TASK INSTRUCTIONS
Reproduce the listing below with every occurrence of "door-leaf" changed to "door-panel". Leave everything else unchanged.

--- begin ---

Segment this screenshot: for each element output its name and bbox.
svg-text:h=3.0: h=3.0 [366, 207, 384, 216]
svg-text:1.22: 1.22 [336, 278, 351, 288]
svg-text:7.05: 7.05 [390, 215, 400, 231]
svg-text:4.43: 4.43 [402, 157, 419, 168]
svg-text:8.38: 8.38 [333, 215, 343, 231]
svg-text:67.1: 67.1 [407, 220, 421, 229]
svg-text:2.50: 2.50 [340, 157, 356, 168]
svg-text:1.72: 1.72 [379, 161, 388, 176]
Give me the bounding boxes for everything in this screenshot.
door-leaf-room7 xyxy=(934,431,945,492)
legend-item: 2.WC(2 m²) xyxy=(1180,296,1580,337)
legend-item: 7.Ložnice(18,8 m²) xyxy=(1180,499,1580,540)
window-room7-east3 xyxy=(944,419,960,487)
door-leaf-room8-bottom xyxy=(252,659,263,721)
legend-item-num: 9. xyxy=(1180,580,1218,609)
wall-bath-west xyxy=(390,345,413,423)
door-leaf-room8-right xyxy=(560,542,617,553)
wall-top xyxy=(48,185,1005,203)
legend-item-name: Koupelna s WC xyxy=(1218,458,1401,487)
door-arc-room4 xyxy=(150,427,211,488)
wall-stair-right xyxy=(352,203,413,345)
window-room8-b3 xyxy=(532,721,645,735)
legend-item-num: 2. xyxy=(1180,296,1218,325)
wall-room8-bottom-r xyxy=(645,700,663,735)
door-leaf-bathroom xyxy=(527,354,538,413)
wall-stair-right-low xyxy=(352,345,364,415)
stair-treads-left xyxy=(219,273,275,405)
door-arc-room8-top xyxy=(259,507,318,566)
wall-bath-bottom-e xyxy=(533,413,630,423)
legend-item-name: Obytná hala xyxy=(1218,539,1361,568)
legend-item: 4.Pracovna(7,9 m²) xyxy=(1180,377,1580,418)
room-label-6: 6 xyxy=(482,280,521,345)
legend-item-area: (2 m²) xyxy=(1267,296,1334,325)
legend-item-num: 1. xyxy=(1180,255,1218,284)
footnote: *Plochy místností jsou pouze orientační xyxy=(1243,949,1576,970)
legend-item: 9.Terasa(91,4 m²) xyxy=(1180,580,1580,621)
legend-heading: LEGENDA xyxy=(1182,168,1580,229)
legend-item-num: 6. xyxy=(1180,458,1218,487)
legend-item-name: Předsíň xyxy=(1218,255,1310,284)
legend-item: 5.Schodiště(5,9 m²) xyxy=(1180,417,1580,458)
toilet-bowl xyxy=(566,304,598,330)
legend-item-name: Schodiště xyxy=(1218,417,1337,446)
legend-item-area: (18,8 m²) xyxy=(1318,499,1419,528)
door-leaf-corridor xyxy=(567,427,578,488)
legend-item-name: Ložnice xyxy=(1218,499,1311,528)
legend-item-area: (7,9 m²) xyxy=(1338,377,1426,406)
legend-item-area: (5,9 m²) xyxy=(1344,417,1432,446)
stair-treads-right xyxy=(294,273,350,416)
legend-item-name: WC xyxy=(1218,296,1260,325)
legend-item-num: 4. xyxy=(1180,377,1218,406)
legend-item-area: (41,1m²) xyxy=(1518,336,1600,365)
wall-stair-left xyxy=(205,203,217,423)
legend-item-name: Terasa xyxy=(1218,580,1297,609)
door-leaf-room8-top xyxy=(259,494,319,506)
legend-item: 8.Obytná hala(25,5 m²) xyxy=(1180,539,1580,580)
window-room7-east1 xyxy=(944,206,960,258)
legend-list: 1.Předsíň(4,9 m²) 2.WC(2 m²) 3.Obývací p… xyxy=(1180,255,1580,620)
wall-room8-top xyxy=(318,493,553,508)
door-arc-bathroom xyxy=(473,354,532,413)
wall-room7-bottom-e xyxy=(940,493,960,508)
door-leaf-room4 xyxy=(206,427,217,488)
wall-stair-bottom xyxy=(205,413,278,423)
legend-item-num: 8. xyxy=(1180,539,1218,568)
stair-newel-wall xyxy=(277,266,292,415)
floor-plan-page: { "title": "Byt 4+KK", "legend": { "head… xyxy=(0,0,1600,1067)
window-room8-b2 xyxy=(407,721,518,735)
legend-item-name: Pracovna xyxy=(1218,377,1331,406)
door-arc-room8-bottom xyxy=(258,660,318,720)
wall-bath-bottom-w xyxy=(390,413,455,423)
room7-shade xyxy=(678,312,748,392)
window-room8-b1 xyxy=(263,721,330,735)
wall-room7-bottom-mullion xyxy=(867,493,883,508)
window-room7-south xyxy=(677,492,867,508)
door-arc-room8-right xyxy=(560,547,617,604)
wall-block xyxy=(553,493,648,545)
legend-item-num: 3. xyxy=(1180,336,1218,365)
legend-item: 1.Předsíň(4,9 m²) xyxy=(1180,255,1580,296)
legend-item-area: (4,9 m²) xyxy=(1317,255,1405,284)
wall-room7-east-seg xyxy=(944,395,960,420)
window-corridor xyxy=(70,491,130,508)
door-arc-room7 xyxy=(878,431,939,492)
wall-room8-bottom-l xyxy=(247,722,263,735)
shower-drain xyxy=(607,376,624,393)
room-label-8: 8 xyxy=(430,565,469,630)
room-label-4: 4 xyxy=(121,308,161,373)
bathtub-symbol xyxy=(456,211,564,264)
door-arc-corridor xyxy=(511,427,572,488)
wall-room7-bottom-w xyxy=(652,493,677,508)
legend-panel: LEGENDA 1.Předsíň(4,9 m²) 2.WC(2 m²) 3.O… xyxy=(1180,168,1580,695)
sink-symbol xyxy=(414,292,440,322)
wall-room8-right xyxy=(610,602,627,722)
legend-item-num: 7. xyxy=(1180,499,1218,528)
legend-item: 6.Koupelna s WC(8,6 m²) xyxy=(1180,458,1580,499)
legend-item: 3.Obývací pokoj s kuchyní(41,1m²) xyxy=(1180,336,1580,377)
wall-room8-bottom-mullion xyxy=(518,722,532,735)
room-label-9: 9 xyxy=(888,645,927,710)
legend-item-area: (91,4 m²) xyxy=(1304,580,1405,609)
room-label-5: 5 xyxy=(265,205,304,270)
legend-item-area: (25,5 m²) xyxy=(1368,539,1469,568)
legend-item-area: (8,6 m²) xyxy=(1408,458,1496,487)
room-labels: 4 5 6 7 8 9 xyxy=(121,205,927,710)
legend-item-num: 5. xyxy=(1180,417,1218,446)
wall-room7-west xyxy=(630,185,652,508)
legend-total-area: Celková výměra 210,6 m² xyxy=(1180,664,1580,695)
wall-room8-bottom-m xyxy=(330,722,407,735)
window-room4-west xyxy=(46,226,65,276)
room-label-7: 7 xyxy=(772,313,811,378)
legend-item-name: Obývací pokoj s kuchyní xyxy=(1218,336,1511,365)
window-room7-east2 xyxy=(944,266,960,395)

--- end ---

ANSWER TO THIS TASK
Segment this screenshot: for each element output its name and bbox.
svg-text:h=3.0: h=3.0 [366, 207, 384, 216]
svg-text:1.22: 1.22 [336, 278, 351, 288]
svg-text:7.05: 7.05 [390, 215, 400, 231]
svg-text:4.43: 4.43 [402, 157, 419, 168]
svg-text:8.38: 8.38 [333, 215, 343, 231]
svg-text:67.1: 67.1 [407, 220, 421, 229]
svg-text:2.50: 2.50 [340, 157, 356, 168]
svg-text:1.72: 1.72 [379, 161, 388, 176]
Give me the bounding boxes for everything in this screenshot.
door-panel-room7 xyxy=(934,431,945,492)
legend-item: 2.WC(2 m²) xyxy=(1180,296,1580,337)
legend-item: 7.Ložnice(18,8 m²) xyxy=(1180,499,1580,540)
window-room7-east3 xyxy=(944,419,960,487)
door-panel-room8-bottom xyxy=(252,659,263,721)
legend-item-num: 9. xyxy=(1180,580,1218,609)
wall-bath-west xyxy=(390,345,413,423)
door-panel-room8-right xyxy=(560,542,617,553)
wall-top xyxy=(48,185,1005,203)
legend-item-name: Koupelna s WC xyxy=(1218,458,1401,487)
door-arc-room4 xyxy=(150,427,211,488)
wall-stair-right xyxy=(352,203,413,345)
window-room8-b3 xyxy=(532,721,645,735)
legend-item-num: 2. xyxy=(1180,296,1218,325)
wall-room8-bottom-r xyxy=(645,700,663,735)
door-panel-bathroom xyxy=(527,354,538,413)
wall-stair-right-low xyxy=(352,345,364,415)
stair-treads-left xyxy=(219,273,275,405)
door-arc-room8-top xyxy=(259,507,318,566)
wall-bath-bottom-e xyxy=(533,413,630,423)
legend-item-name: Obytná hala xyxy=(1218,539,1361,568)
legend-item: 4.Pracovna(7,9 m²) xyxy=(1180,377,1580,418)
room-label-6: 6 xyxy=(482,280,521,345)
legend-item-area: (2 m²) xyxy=(1267,296,1334,325)
legend-item-num: 1. xyxy=(1180,255,1218,284)
footnote: *Plochy místností jsou pouze orientační xyxy=(1243,949,1576,970)
legend-item: 9.Terasa(91,4 m²) xyxy=(1180,580,1580,621)
legend-heading: LEGENDA xyxy=(1182,168,1580,229)
legend-item-num: 6. xyxy=(1180,458,1218,487)
legend-item-name: Předsíň xyxy=(1218,255,1310,284)
legend-item: 5.Schodiště(5,9 m²) xyxy=(1180,417,1580,458)
toilet-bowl xyxy=(566,304,598,330)
legend-item-name: Schodiště xyxy=(1218,417,1337,446)
legend-item-area: (18,8 m²) xyxy=(1318,499,1419,528)
door-panel-corridor xyxy=(567,427,578,488)
legend-item-name: Ložnice xyxy=(1218,499,1311,528)
legend-item-area: (7,9 m²) xyxy=(1338,377,1426,406)
legend-item-area: (5,9 m²) xyxy=(1344,417,1432,446)
stair-treads-right xyxy=(294,273,350,416)
legend-item-name: WC xyxy=(1218,296,1260,325)
legend-item-num: 4. xyxy=(1180,377,1218,406)
legend-item-area: (41,1m²) xyxy=(1518,336,1600,365)
wall-stair-left xyxy=(205,203,217,423)
legend-item-name: Terasa xyxy=(1218,580,1297,609)
door-panel-room8-top xyxy=(259,494,319,506)
legend-item: 8.Obytná hala(25,5 m²) xyxy=(1180,539,1580,580)
window-room7-east1 xyxy=(944,206,960,258)
legend-list: 1.Předsíň(4,9 m²) 2.WC(2 m²) 3.Obývací p… xyxy=(1180,255,1580,620)
wall-room8-top xyxy=(318,493,553,508)
door-arc-bathroom xyxy=(473,354,532,413)
wall-room7-bottom-e xyxy=(940,493,960,508)
door-panel-room4 xyxy=(206,427,217,488)
wall-stair-bottom xyxy=(205,413,278,423)
legend-item-num: 8. xyxy=(1180,539,1218,568)
stair-newel-wall xyxy=(277,266,292,415)
floor-plan-page: { "title": "Byt 4+KK", "legend": { "head… xyxy=(0,0,1600,1067)
window-room8-b2 xyxy=(407,721,518,735)
legend-item-name: Pracovna xyxy=(1218,377,1331,406)
door-arc-room8-bottom xyxy=(258,660,318,720)
wall-bath-bottom-w xyxy=(390,413,455,423)
room7-shade xyxy=(678,312,748,392)
window-room8-b1 xyxy=(263,721,330,735)
wall-room7-bottom-mullion xyxy=(867,493,883,508)
window-room7-south xyxy=(677,492,867,508)
door-arc-room8-right xyxy=(560,547,617,604)
wall-block xyxy=(553,493,648,545)
legend-item-num: 3. xyxy=(1180,336,1218,365)
legend-item: 1.Předsíň(4,9 m²) xyxy=(1180,255,1580,296)
legend-item-area: (4,9 m²) xyxy=(1317,255,1405,284)
wall-room7-east-seg xyxy=(944,395,960,420)
window-corridor xyxy=(70,491,130,508)
door-arc-room7 xyxy=(878,431,939,492)
wall-room8-bottom-l xyxy=(247,722,263,735)
shower-drain xyxy=(607,376,624,393)
room-label-8: 8 xyxy=(430,565,469,630)
room-label-4: 4 xyxy=(121,308,161,373)
bathtub-symbol xyxy=(456,211,564,264)
door-arc-corridor xyxy=(511,427,572,488)
wall-room7-bottom-w xyxy=(652,493,677,508)
legend-panel: LEGENDA 1.Předsíň(4,9 m²) 2.WC(2 m²) 3.O… xyxy=(1180,168,1580,695)
sink-symbol xyxy=(414,292,440,322)
wall-room8-right xyxy=(610,602,627,722)
legend-item-num: 7. xyxy=(1180,499,1218,528)
legend-item: 6.Koupelna s WC(8,6 m²) xyxy=(1180,458,1580,499)
legend-item: 3.Obývací pokoj s kuchyní(41,1m²) xyxy=(1180,336,1580,377)
wall-room8-bottom-mullion xyxy=(518,722,532,735)
room-label-9: 9 xyxy=(888,645,927,710)
legend-item-area: (91,4 m²) xyxy=(1304,580,1405,609)
room-label-5: 5 xyxy=(265,205,304,270)
legend-item-area: (25,5 m²) xyxy=(1368,539,1469,568)
legend-item-area: (8,6 m²) xyxy=(1408,458,1496,487)
room-labels: 4 5 6 7 8 9 xyxy=(121,205,927,710)
legend-item-num: 5. xyxy=(1180,417,1218,446)
wall-room7-west xyxy=(630,185,652,508)
legend-total-area: Celková výměra 210,6 m² xyxy=(1180,664,1580,695)
wall-room8-bottom-m xyxy=(330,722,407,735)
window-room4-west xyxy=(46,226,65,276)
room-label-7: 7 xyxy=(772,313,811,378)
legend-item-name: Obývací pokoj s kuchyní xyxy=(1218,336,1511,365)
window-room7-east2 xyxy=(944,266,960,395)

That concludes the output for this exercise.